**WHAT THIS TASK INVOLVES**
Locate each line with the string "Polling" in the listing below and copy it.

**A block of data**

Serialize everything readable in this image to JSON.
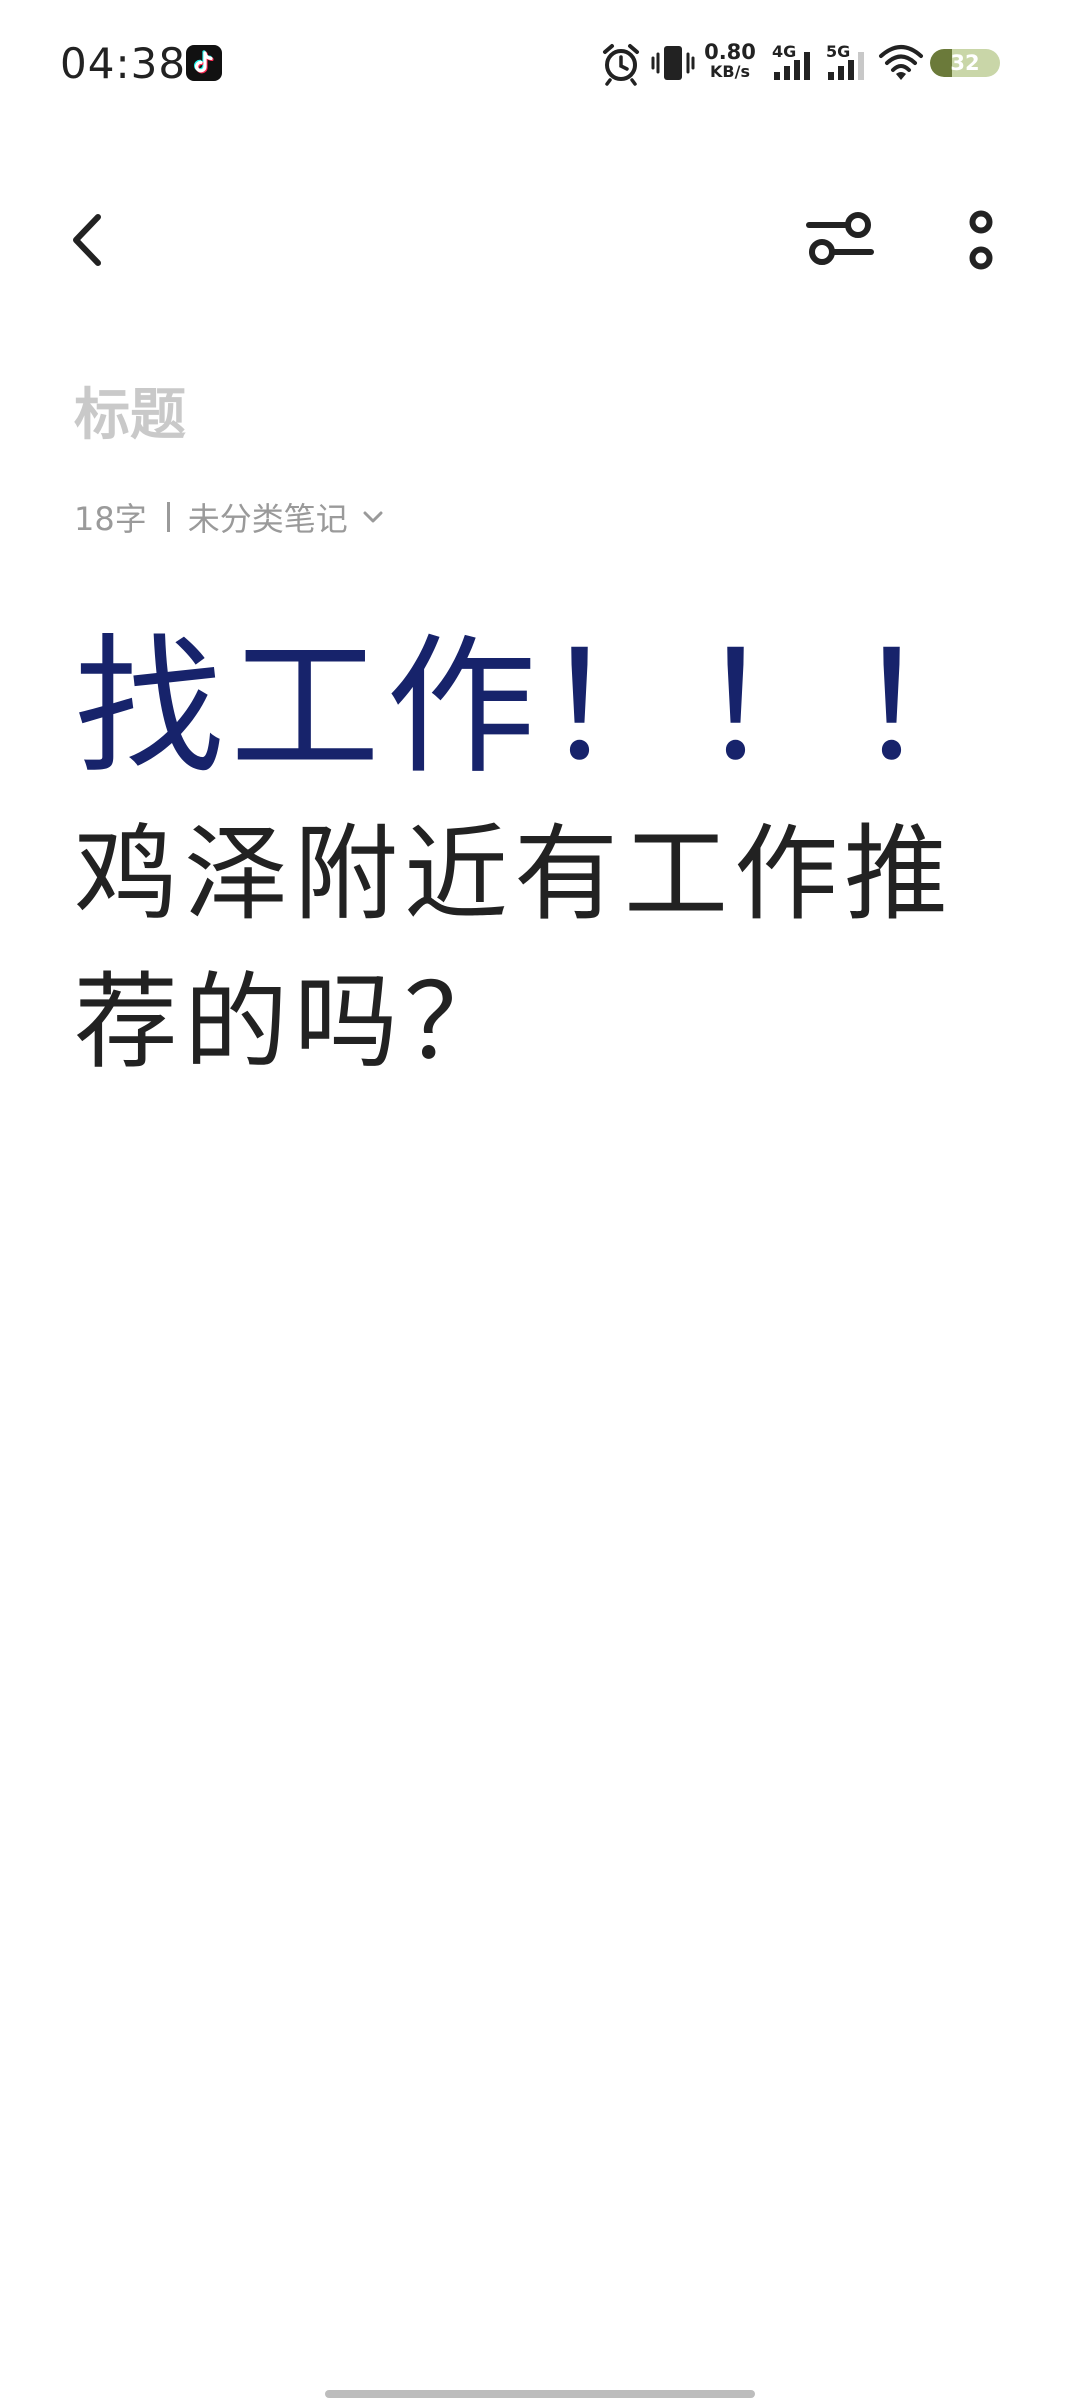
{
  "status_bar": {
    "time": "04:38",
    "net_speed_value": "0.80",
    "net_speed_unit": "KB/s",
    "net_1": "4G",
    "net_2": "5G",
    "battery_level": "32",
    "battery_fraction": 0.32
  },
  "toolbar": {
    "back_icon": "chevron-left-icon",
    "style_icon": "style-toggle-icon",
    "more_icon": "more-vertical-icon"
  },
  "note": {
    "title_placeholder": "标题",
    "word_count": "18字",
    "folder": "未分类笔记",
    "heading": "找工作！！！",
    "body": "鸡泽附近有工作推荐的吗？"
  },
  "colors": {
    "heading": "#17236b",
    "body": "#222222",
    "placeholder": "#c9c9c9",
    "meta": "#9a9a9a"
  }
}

...

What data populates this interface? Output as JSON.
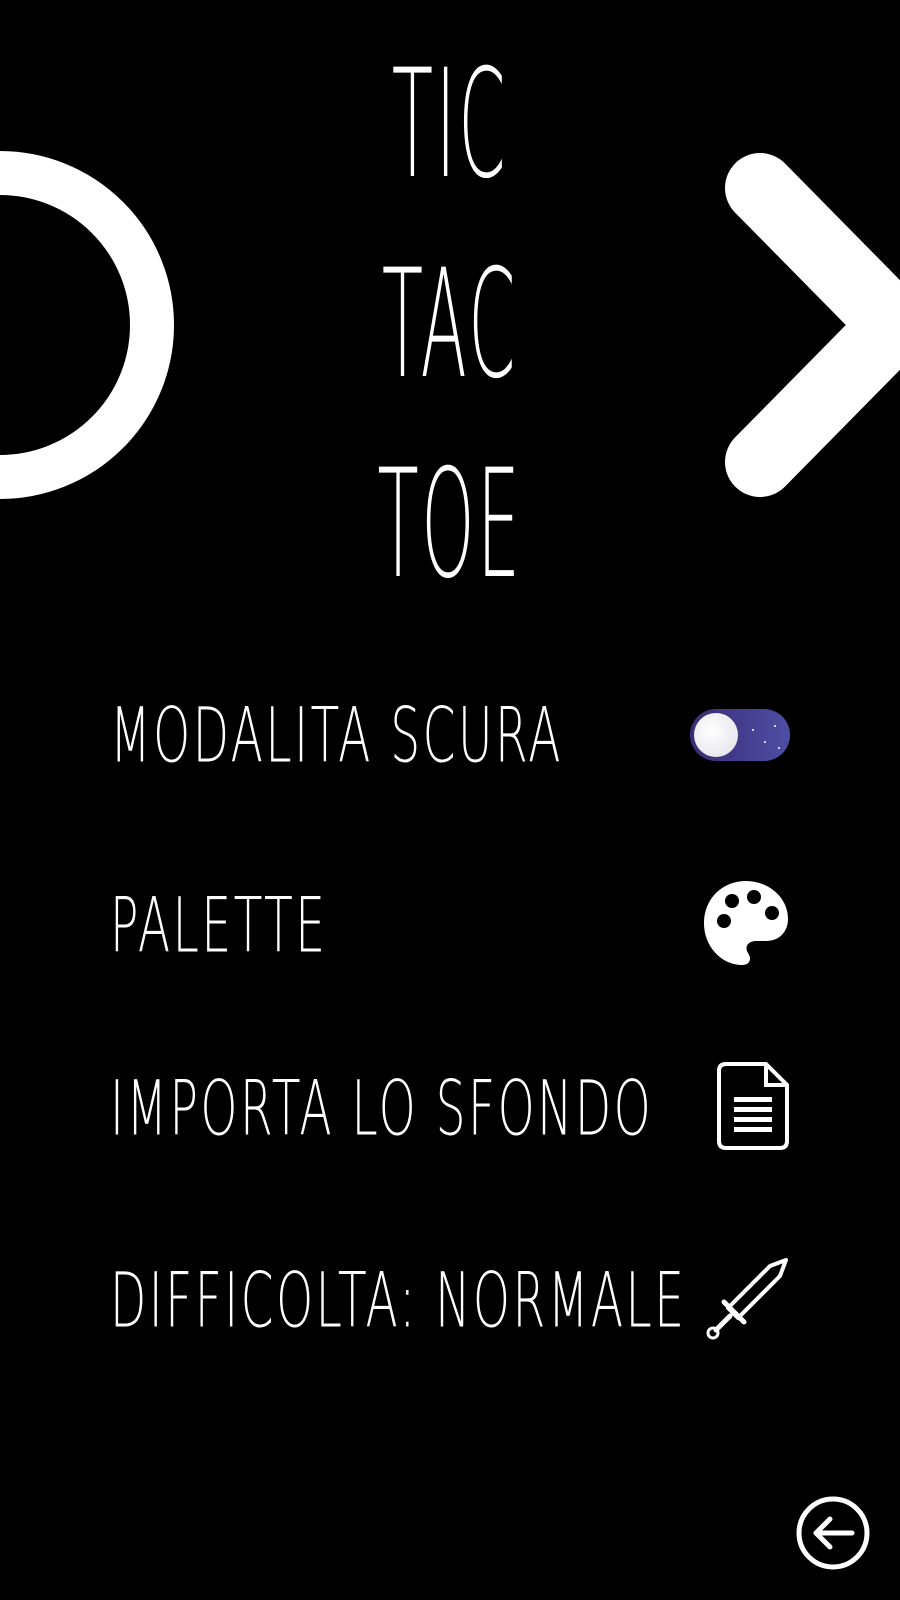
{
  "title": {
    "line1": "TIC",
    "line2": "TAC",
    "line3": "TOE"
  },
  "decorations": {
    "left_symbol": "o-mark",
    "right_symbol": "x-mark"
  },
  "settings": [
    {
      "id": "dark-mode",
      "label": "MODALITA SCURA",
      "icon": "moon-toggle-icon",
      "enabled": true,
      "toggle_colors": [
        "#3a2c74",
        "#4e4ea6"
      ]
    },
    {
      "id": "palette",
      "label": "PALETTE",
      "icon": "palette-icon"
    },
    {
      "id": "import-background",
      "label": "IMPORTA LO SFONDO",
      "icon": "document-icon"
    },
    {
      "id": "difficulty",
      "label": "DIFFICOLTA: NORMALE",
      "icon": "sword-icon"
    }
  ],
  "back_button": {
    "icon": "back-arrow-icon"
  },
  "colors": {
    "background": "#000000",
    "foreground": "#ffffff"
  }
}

--

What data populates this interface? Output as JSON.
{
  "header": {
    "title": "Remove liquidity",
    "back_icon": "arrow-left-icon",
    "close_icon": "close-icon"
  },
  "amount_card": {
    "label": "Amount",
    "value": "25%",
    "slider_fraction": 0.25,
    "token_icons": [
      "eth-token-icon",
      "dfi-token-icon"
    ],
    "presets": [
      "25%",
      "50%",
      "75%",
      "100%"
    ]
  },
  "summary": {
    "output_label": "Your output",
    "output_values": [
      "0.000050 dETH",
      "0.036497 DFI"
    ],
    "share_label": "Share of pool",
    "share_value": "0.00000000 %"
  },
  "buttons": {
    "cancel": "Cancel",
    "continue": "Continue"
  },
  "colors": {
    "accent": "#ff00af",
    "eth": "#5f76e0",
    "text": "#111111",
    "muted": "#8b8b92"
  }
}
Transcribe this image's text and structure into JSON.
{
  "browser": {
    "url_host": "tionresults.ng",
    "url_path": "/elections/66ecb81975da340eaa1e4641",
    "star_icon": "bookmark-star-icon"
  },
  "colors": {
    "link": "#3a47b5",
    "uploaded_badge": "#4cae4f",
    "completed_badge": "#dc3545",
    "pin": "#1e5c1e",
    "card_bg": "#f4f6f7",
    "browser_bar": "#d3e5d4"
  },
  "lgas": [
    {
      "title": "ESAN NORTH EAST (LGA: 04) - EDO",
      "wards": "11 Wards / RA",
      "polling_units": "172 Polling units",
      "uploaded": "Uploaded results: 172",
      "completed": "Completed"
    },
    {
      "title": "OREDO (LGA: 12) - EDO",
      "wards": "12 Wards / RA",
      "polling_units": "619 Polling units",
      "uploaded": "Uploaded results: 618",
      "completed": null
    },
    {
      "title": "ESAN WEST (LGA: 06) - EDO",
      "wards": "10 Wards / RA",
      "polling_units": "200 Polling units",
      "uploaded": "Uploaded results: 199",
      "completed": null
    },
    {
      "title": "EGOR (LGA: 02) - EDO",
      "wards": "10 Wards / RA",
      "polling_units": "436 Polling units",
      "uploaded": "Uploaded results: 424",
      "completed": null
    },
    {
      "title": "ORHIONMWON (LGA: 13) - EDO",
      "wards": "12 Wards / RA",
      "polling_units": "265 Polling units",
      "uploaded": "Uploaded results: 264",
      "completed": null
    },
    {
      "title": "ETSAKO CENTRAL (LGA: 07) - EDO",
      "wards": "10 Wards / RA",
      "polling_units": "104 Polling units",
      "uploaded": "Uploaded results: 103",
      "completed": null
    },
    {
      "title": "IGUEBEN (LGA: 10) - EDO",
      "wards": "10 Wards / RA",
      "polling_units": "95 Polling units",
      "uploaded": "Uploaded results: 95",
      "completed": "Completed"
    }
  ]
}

**CORRECT OUTPUT**
      "polling_units": "172 Polling units",
      "polling_units": "619 Polling units",
      "polling_units": "200 Polling units",
      "polling_units": "436 Polling units",
      "polling_units": "265 Polling units",
      "polling_units": "104 Polling units",
      "polling_units": "95 Polling units",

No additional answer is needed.